■ **Aim of the task**
Transcribe all of the material below word for word and leave out its pictures.

--- Given records ---

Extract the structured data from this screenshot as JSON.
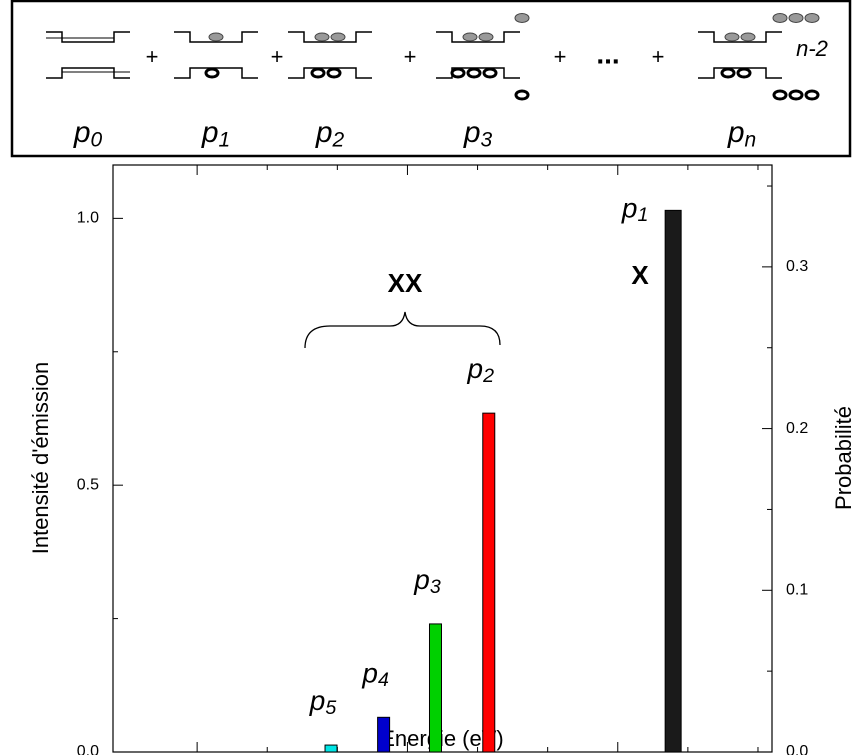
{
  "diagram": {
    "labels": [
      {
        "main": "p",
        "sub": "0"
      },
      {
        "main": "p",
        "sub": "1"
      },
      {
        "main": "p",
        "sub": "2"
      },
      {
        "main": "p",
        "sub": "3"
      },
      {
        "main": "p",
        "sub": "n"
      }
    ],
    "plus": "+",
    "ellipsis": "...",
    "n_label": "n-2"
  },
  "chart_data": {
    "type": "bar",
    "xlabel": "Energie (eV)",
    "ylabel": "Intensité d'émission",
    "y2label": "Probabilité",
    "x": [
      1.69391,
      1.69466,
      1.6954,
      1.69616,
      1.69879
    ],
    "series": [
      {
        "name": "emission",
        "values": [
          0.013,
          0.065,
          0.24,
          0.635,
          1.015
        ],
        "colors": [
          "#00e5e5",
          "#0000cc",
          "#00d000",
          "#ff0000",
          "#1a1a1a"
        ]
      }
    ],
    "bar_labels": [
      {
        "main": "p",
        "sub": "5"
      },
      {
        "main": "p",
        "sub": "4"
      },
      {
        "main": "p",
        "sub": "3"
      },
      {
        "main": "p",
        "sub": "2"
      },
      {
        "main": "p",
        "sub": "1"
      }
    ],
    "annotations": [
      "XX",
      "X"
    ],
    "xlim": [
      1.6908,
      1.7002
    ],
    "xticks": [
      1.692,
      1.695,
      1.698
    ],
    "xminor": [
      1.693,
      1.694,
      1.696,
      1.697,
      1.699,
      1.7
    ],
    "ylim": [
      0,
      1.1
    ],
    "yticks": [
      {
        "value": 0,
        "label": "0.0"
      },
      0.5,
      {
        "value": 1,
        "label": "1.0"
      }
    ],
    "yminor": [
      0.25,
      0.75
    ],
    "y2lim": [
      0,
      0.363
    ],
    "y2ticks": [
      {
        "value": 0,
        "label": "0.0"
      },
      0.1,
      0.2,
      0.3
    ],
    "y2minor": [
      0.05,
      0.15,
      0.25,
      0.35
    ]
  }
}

---

■ **Problem solution**
Extract the structured data from this screenshot as JSON.
{
  "diagram": {
    "labels": [
      {
        "main": "p",
        "sub": "0"
      },
      {
        "main": "p",
        "sub": "1"
      },
      {
        "main": "p",
        "sub": "2"
      },
      {
        "main": "p",
        "sub": "3"
      },
      {
        "main": "p",
        "sub": "n"
      }
    ],
    "plus": "+",
    "ellipsis": "...",
    "n_label": "n-2"
  },
  "chart_data": {
    "type": "bar",
    "xlabel": "Energie (eV)",
    "ylabel": "Intensité d'émission",
    "y2label": "Probabilité",
    "x": [
      1.69391,
      1.69466,
      1.6954,
      1.69616,
      1.69879
    ],
    "series": [
      {
        "name": "emission",
        "values": [
          0.013,
          0.065,
          0.24,
          0.635,
          1.015
        ],
        "colors": [
          "#00e5e5",
          "#0000cc",
          "#00d000",
          "#ff0000",
          "#1a1a1a"
        ]
      }
    ],
    "bar_labels": [
      {
        "main": "p",
        "sub": "5"
      },
      {
        "main": "p",
        "sub": "4"
      },
      {
        "main": "p",
        "sub": "3"
      },
      {
        "main": "p",
        "sub": "2"
      },
      {
        "main": "p",
        "sub": "1"
      }
    ],
    "annotations": [
      "XX",
      "X"
    ],
    "xlim": [
      1.6908,
      1.7002
    ],
    "xticks": [
      1.692,
      1.695,
      1.698
    ],
    "xminor": [
      1.693,
      1.694,
      1.696,
      1.697,
      1.699,
      1.7
    ],
    "ylim": [
      0,
      1.1
    ],
    "yticks": [
      {
        "value": 0,
        "label": "0.0"
      },
      0.5,
      {
        "value": 1,
        "label": "1.0"
      }
    ],
    "yminor": [
      0.25,
      0.75
    ],
    "y2lim": [
      0,
      0.363
    ],
    "y2ticks": [
      {
        "value": 0,
        "label": "0.0"
      },
      0.1,
      0.2,
      0.3
    ],
    "y2minor": [
      0.05,
      0.15,
      0.25,
      0.35
    ]
  }
}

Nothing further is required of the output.